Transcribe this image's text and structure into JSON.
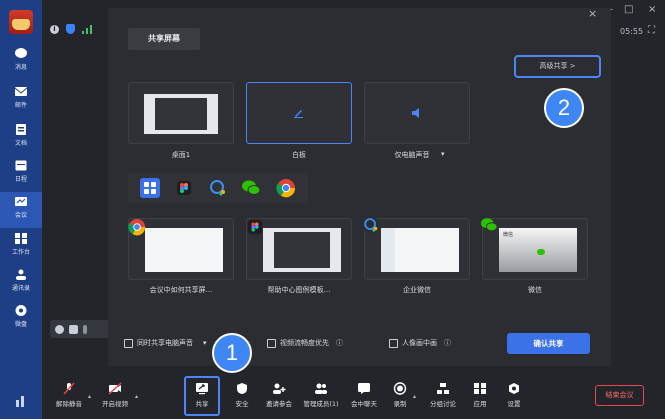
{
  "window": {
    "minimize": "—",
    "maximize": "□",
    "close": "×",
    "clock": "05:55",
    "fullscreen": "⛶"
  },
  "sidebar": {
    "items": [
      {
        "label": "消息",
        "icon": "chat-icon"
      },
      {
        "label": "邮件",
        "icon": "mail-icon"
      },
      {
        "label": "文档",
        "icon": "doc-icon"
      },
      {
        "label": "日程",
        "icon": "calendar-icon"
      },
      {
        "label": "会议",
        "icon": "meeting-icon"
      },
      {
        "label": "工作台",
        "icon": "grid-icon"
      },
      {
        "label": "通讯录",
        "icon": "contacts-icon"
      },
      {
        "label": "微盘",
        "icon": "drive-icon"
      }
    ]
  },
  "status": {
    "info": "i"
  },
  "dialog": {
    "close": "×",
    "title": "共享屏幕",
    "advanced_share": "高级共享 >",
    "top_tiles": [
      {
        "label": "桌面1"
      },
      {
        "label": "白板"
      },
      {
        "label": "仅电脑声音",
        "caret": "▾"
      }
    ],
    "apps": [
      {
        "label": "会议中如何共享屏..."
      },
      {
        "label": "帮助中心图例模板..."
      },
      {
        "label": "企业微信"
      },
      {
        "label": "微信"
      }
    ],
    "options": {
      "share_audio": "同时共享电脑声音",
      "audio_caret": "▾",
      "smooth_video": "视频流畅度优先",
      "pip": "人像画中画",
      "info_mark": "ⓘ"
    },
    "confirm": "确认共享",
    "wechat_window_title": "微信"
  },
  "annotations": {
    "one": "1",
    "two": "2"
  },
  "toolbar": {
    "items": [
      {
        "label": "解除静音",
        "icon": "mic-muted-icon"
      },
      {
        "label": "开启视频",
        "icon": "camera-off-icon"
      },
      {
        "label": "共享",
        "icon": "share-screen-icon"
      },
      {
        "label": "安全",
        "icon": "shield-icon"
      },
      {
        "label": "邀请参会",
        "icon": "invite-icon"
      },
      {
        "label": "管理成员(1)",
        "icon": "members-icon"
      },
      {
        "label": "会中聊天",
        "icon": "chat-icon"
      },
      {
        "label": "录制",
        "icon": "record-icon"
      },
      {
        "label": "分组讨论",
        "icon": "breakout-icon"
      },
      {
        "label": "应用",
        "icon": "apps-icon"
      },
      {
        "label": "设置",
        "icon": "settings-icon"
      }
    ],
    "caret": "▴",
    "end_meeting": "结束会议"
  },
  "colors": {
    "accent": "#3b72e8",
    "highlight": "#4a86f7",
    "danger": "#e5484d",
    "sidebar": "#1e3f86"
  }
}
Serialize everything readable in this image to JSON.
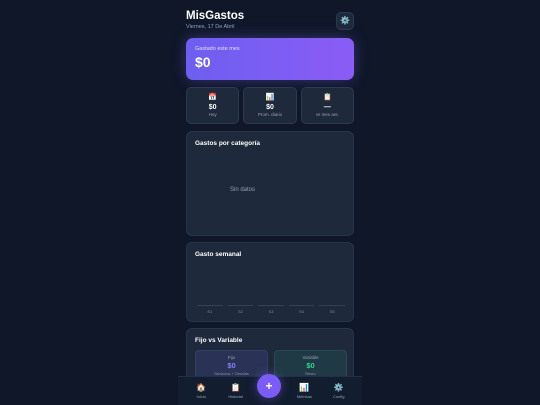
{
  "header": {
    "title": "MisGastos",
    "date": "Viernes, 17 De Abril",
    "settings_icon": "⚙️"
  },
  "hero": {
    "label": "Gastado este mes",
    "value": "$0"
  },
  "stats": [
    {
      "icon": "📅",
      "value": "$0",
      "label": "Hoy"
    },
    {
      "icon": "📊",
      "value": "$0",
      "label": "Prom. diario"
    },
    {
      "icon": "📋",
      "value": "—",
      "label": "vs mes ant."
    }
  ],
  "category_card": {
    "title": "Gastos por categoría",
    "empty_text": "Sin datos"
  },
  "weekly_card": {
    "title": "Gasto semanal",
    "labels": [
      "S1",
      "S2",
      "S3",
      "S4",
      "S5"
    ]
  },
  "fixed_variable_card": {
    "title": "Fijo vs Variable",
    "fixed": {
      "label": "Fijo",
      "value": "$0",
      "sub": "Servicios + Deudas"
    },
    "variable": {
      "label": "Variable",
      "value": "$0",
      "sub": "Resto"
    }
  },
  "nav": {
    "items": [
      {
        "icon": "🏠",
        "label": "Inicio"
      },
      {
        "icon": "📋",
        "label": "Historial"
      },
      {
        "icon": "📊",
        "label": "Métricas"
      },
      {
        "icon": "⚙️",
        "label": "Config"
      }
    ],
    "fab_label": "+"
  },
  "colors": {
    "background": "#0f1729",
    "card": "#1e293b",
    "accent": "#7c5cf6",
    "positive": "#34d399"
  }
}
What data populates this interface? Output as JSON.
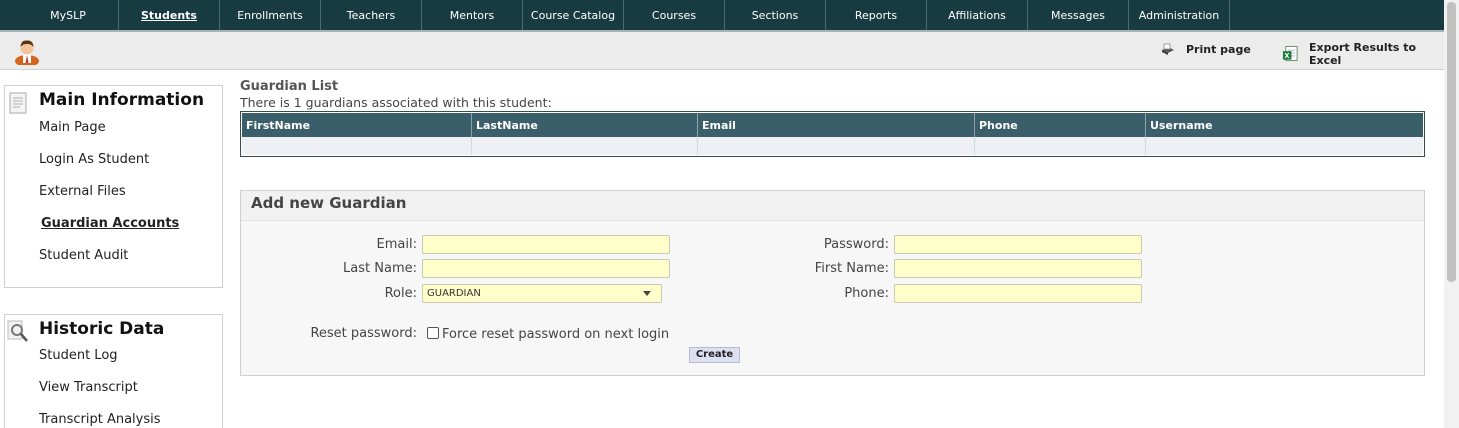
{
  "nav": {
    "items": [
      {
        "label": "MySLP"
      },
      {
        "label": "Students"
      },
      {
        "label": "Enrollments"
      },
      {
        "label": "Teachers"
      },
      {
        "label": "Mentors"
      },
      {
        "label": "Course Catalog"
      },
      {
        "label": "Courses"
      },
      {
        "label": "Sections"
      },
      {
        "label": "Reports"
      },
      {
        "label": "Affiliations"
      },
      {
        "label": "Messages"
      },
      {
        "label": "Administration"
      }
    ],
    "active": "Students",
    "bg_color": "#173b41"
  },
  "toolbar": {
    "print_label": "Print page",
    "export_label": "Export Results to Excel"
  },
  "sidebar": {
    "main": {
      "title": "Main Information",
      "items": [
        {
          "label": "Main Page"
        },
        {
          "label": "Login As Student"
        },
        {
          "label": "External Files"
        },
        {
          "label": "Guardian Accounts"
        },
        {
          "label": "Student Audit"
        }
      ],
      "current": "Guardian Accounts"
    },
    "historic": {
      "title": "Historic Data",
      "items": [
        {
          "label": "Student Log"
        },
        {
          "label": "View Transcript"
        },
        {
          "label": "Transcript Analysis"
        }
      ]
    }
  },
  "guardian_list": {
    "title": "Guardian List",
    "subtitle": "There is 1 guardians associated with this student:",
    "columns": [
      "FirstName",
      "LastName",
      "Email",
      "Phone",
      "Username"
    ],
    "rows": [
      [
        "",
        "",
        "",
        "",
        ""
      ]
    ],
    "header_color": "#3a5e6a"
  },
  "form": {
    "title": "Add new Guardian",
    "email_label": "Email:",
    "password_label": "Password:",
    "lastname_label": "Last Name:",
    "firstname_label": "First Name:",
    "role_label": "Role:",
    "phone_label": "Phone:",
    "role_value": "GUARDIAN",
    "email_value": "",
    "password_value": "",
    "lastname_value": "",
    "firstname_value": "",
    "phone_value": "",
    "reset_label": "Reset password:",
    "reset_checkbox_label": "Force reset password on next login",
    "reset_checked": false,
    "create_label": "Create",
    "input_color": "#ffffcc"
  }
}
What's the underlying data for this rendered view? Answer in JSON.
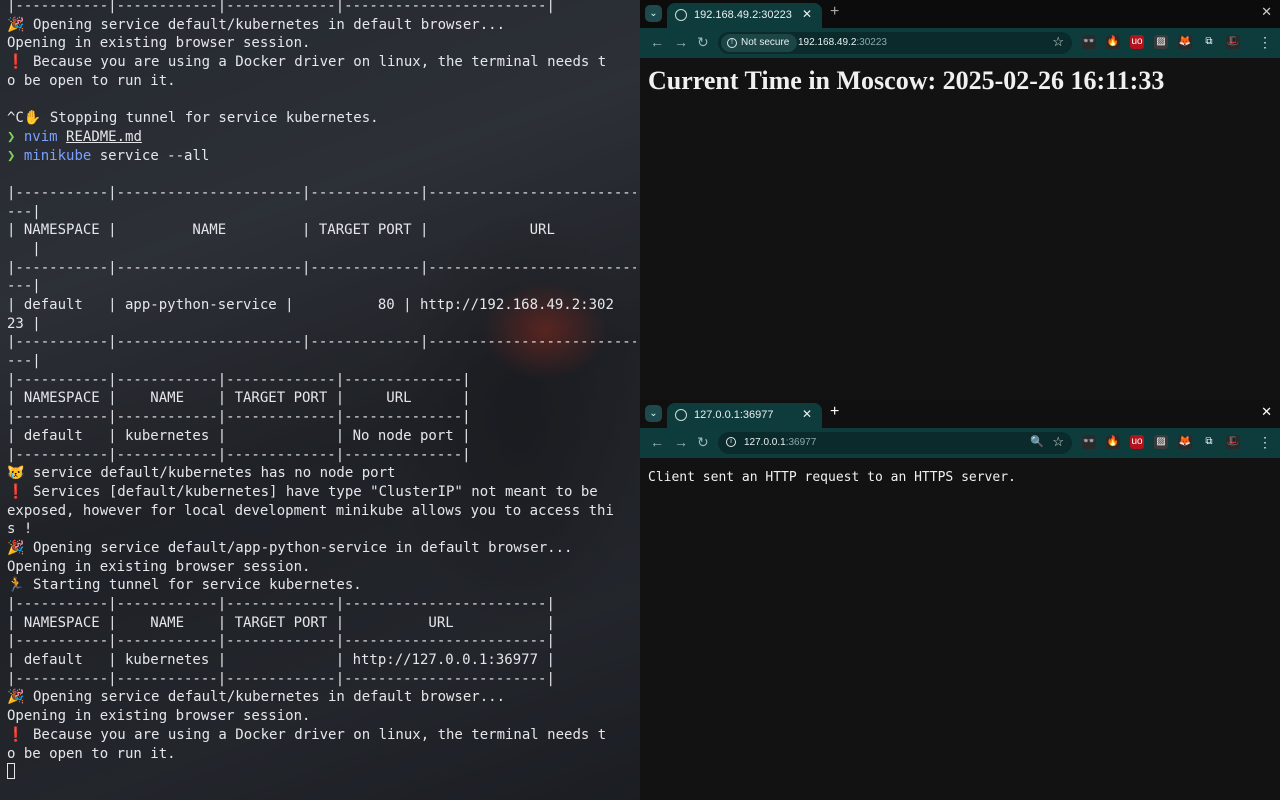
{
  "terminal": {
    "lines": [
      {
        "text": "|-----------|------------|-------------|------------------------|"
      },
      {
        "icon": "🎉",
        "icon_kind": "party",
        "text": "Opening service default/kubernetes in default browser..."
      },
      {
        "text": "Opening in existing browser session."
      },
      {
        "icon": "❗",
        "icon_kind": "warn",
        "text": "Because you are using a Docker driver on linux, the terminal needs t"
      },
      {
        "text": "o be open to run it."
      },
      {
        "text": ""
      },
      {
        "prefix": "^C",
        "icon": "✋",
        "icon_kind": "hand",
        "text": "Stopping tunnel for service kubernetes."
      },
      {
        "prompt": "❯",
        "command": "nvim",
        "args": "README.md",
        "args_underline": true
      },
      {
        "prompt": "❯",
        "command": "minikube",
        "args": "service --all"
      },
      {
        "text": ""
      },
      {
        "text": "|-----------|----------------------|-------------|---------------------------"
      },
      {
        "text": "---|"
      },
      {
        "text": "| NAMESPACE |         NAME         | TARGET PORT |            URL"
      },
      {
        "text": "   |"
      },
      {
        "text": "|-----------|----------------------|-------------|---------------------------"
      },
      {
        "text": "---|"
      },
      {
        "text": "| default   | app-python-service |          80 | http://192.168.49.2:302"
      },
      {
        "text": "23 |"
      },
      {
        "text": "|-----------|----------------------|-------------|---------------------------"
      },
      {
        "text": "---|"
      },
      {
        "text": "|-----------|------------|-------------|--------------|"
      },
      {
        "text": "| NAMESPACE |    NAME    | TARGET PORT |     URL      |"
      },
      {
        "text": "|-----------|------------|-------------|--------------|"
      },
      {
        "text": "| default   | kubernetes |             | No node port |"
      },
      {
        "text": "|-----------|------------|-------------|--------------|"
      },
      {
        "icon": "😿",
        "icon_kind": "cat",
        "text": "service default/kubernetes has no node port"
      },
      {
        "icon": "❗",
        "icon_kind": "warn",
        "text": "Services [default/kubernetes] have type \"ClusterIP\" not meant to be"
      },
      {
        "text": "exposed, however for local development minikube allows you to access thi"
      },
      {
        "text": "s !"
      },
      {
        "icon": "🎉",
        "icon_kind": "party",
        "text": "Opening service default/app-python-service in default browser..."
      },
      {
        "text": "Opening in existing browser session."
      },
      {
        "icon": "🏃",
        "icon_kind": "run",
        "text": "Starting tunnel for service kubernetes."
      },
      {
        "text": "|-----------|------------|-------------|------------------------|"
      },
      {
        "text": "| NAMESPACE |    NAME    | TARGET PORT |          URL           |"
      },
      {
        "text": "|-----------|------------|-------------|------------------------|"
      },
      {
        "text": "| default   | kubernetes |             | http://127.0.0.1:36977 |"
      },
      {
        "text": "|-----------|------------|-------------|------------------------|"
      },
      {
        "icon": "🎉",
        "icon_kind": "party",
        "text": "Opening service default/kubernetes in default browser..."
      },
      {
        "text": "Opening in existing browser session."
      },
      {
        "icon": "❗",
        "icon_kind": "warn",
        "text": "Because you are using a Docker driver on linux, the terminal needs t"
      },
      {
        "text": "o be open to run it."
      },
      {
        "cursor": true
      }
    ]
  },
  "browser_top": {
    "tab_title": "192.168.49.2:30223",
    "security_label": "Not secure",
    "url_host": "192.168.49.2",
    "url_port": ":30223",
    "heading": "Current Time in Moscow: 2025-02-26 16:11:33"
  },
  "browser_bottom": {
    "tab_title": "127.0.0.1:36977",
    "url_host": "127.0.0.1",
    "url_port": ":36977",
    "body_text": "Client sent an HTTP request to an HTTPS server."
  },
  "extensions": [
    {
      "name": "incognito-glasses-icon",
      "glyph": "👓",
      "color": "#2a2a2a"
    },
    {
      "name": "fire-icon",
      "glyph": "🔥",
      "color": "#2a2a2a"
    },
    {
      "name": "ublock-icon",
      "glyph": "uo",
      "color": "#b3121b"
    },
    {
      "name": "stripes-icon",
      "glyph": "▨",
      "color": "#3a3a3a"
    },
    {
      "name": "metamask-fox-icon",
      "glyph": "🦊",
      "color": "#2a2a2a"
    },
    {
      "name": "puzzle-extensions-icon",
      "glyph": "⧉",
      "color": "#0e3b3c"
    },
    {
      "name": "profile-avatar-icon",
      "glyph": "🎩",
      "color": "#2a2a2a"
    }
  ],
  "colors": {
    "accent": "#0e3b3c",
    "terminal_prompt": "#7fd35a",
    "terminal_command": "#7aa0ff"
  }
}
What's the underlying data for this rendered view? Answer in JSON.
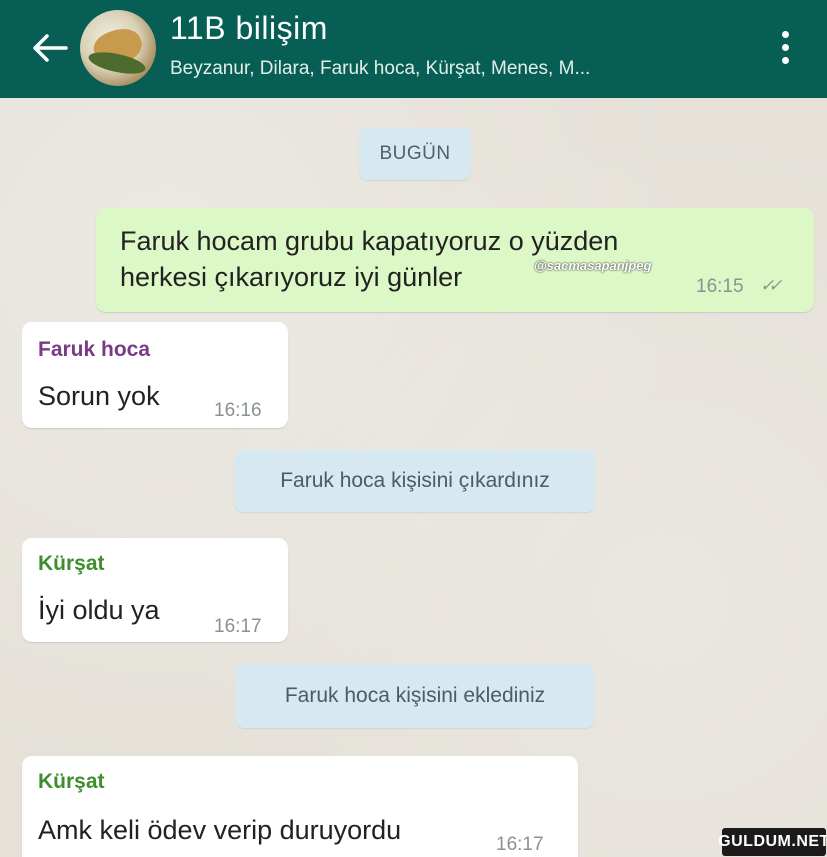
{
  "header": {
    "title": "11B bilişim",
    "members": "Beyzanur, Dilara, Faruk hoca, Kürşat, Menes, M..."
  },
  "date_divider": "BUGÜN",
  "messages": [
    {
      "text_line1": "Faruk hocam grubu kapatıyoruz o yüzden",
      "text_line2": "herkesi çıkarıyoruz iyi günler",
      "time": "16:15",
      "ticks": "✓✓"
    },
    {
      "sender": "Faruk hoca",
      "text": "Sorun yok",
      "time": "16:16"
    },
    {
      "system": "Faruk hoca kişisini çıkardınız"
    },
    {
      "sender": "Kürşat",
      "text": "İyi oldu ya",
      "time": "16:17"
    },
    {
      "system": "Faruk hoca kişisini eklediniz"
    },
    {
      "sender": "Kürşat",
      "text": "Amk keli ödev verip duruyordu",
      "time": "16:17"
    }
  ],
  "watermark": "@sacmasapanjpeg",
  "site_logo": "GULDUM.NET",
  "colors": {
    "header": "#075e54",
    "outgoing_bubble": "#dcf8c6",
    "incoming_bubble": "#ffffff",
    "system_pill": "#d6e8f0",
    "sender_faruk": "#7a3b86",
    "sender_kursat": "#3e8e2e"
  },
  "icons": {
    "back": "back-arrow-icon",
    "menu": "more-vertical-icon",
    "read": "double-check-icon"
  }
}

-=-=-

» EXERCISE:
Search the records above for the string "node". Copy every line that contains it.

» REPLY TO THE EXERCISE:
        "text": "| default   | kubernetes |             | No node port |"
        "text": "service default/kubernetes has no node port"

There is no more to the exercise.